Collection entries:
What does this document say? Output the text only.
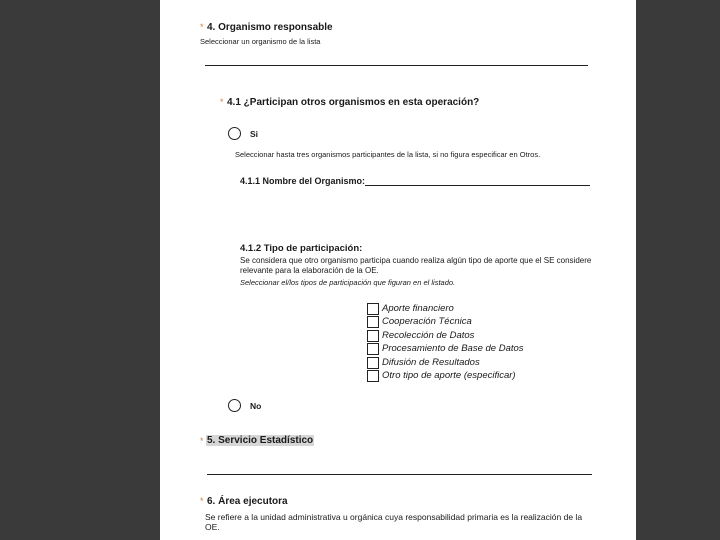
* 4. Organismo responsable
Seleccionar un organismo de la lista
* 4.1 ¿Participan otros organismos en esta operación?
Si
Seleccionar hasta tres organismos participantes de la lista, si no figura especificar en Otros.
4.1.1 Nombre del Organismo:
4.1.2 Tipo de participación:
Se considera que otro organismo participa cuando realiza algún tipo de aporte que el SE considere relevante para la elaboración de la OE.
Seleccionar el/los tipos de participación que figuran en el listado.
Aporte financiero
Cooperación Técnica
Recolección de Datos
Procesamiento de Base de Datos
Difusión de Resultados
Otro tipo de aporte (especificar)
No
* 5. Servicio Estadístico
* 6. Área ejecutora
Se refiere a la unidad administrativa u orgánica cuya responsabilidad primaria es la realización de la OE.
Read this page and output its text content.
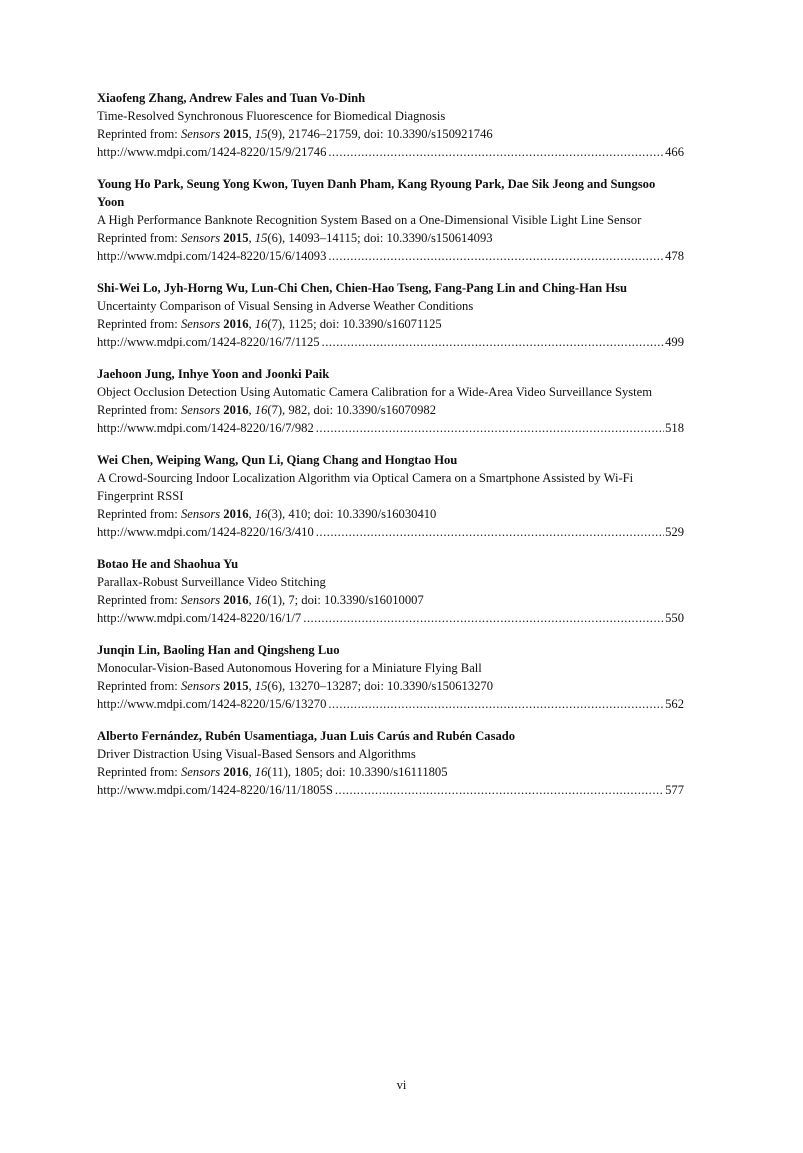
Xiaofeng Zhang, Andrew Fales and Tuan Vo-Dinh
Time-Resolved Synchronous Fluorescence for Biomedical Diagnosis
Reprinted from: Sensors 2015, 15(9), 21746–21759, doi: 10.3390/s150921746
http://www.mdpi.com/1424-8220/15/9/21746 .....	466
Young Ho Park, Seung Yong Kwon, Tuyen Danh Pham, Kang Ryoung Park, Dae Sik Jeong and Sungsoo Yoon
A High Performance Banknote Recognition System Based on a One-Dimensional Visible Light Line Sensor
Reprinted from: Sensors 2015, 15(6), 14093–14115; doi: 10.3390/s150614093
http://www.mdpi.com/1424-8220/15/6/14093 .....	478
Shi-Wei Lo, Jyh-Horng Wu, Lun-Chi Chen, Chien-Hao Tseng, Fang-Pang Lin and Ching-Han Hsu
Uncertainty Comparison of Visual Sensing in Adverse Weather Conditions
Reprinted from: Sensors 2016, 16(7), 1125; doi: 10.3390/s16071125
http://www.mdpi.com/1424-8220/16/7/1125 .....	499
Jaehoon Jung, Inhye Yoon and Joonki Paik
Object Occlusion Detection Using Automatic Camera Calibration for a Wide-Area Video Surveillance System
Reprinted from: Sensors 2016, 16(7), 982, doi: 10.3390/s16070982
http://www.mdpi.com/1424-8220/16/7/982 .....	518
Wei Chen, Weiping Wang, Qun Li, Qiang Chang and Hongtao Hou
A Crowd-Sourcing Indoor Localization Algorithm via Optical Camera on a Smartphone Assisted by Wi-Fi Fingerprint RSSI
Reprinted from: Sensors 2016, 16(3), 410; doi: 10.3390/s16030410
http://www.mdpi.com/1424-8220/16/3/410 .....	529
Botao He and Shaohua Yu
Parallax-Robust Surveillance Video Stitching
Reprinted from: Sensors 2016, 16(1), 7; doi: 10.3390/s16010007
http://www.mdpi.com/1424-8220/16/1/7 .....	550
Junqin Lin, Baoling Han and Qingsheng Luo
Monocular-Vision-Based Autonomous Hovering for a Miniature Flying Ball
Reprinted from: Sensors 2015, 15(6), 13270–13287; doi: 10.3390/s150613270
http://www.mdpi.com/1424-8220/15/6/13270 .....	562
Alberto Fernández, Rubén Usamentiaga, Juan Luis Carús and Rubén Casado
Driver Distraction Using Visual-Based Sensors and Algorithms
Reprinted from: Sensors 2016, 16(11), 1805; doi: 10.3390/s16111805
http://www.mdpi.com/1424-8220/16/11/1805S .....	577
vi
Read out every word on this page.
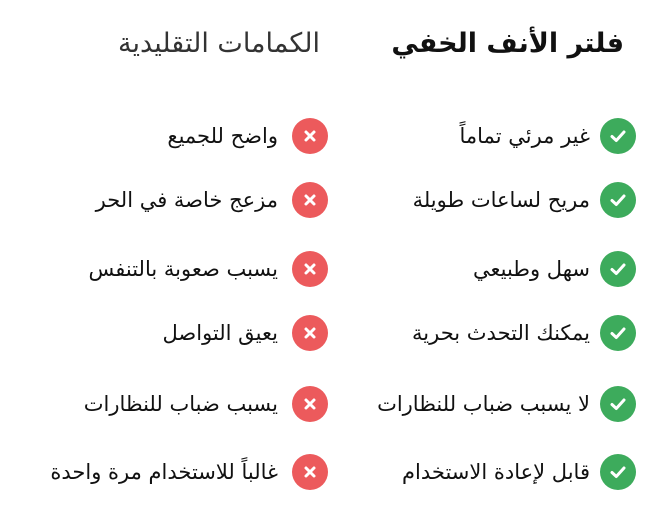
فلتر الأنف الخفي
الكمامات التقليدية
غير مرئي تماماً
مريح لساعات طويلة
سهل وطبيعي
يمكنك التحدث بحرية
لا يسبب ضباب للنظارات
قابل لإعادة الاستخدام
واضح للجميع
مزعج خاصة في الحر
يسبب صعوبة بالتنفس
يعيق التواصل
يسبب ضباب للنظارات
غالباً للاستخدام مرة واحدة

» WHAT TO WORK ON:
Output each line exactly; omit every picture.

» THE COMPLETED TASK:
What does this document say? Output the text only.
* 4. Organismo responsable
Seleccionar un organismo de la lista
* 4.1 ¿Participan otros organismos en esta operación?
Si
Seleccionar hasta tres organismos participantes de la lista, si no figura especificar en Otros.
4.1.1 Nombre del Organismo:
4.1.2 Tipo de participación:
Se considera que otro organismo participa cuando realiza algún tipo de aporte que el SE considere relevante para la elaboración de la OE.
Seleccionar el/los tipos de participación que figuran en el listado.
Aporte financiero
Cooperación Técnica
Recolección de Datos
Procesamiento de Base de Datos
Difusión de Resultados
Otro tipo de aporte (especificar)
No
* 5. Servicio Estadístico
* 6. Área ejecutora
Se refiere a la unidad administrativa u orgánica cuya responsabilidad primaria es la realización de la OE.
Read this page and output its text content.
Xiaofeng Zhang, Andrew Fales and Tuan Vo-Dinh
Time-Resolved Synchronous Fluorescence for Biomedical Diagnosis
Reprinted from: Sensors 2015, 15(9), 21746–21759, doi: 10.3390/s150921746
http://www.mdpi.com/1424-8220/15/9/21746 .....	466
Young Ho Park, Seung Yong Kwon, Tuyen Danh Pham, Kang Ryoung Park, Dae Sik Jeong and Sungsoo Yoon
A High Performance Banknote Recognition System Based on a One-Dimensional Visible Light Line Sensor
Reprinted from: Sensors 2015, 15(6), 14093–14115; doi: 10.3390/s150614093
http://www.mdpi.com/1424-8220/15/6/14093 .....	478
Shi-Wei Lo, Jyh-Horng Wu, Lun-Chi Chen, Chien-Hao Tseng, Fang-Pang Lin and Ching-Han Hsu
Uncertainty Comparison of Visual Sensing in Adverse Weather Conditions
Reprinted from: Sensors 2016, 16(7), 1125; doi: 10.3390/s16071125
http://www.mdpi.com/1424-8220/16/7/1125 .....	499
Jaehoon Jung, Inhye Yoon and Joonki Paik
Object Occlusion Detection Using Automatic Camera Calibration for a Wide-Area Video Surveillance System
Reprinted from: Sensors 2016, 16(7), 982, doi: 10.3390/s16070982
http://www.mdpi.com/1424-8220/16/7/982 .....	518
Wei Chen, Weiping Wang, Qun Li, Qiang Chang and Hongtao Hou
A Crowd-Sourcing Indoor Localization Algorithm via Optical Camera on a Smartphone Assisted by Wi-Fi Fingerprint RSSI
Reprinted from: Sensors 2016, 16(3), 410; doi: 10.3390/s16030410
http://www.mdpi.com/1424-8220/16/3/410 .....	529
Botao He and Shaohua Yu
Parallax-Robust Surveillance Video Stitching
Reprinted from: Sensors 2016, 16(1), 7; doi: 10.3390/s16010007
http://www.mdpi.com/1424-8220/16/1/7 .....	550
Junqin Lin, Baoling Han and Qingsheng Luo
Monocular-Vision-Based Autonomous Hovering for a Miniature Flying Ball
Reprinted from: Sensors 2015, 15(6), 13270–13287; doi: 10.3390/s150613270
http://www.mdpi.com/1424-8220/15/6/13270 .....	562
Alberto Fernández, Rubén Usamentiaga, Juan Luis Carús and Rubén Casado
Driver Distraction Using Visual-Based Sensors and Algorithms
Reprinted from: Sensors 2016, 16(11), 1805; doi: 10.3390/s16111805
http://www.mdpi.com/1424-8220/16/11/1805S .....	577
vi
Read out every word on this page.
فلتر الأنف الخفي
الكمامات التقليدية
غير مرئي تماماً
مريح لساعات طويلة
سهل وطبيعي
يمكنك التحدث بحرية
لا يسبب ضباب للنظارات
قابل لإعادة الاستخدام
واضح للجميع
مزعج خاصة في الحر
يسبب صعوبة بالتنفس
يعيق التواصل
يسبب ضباب للنظارات
غالباً للاستخدام مرة واحدة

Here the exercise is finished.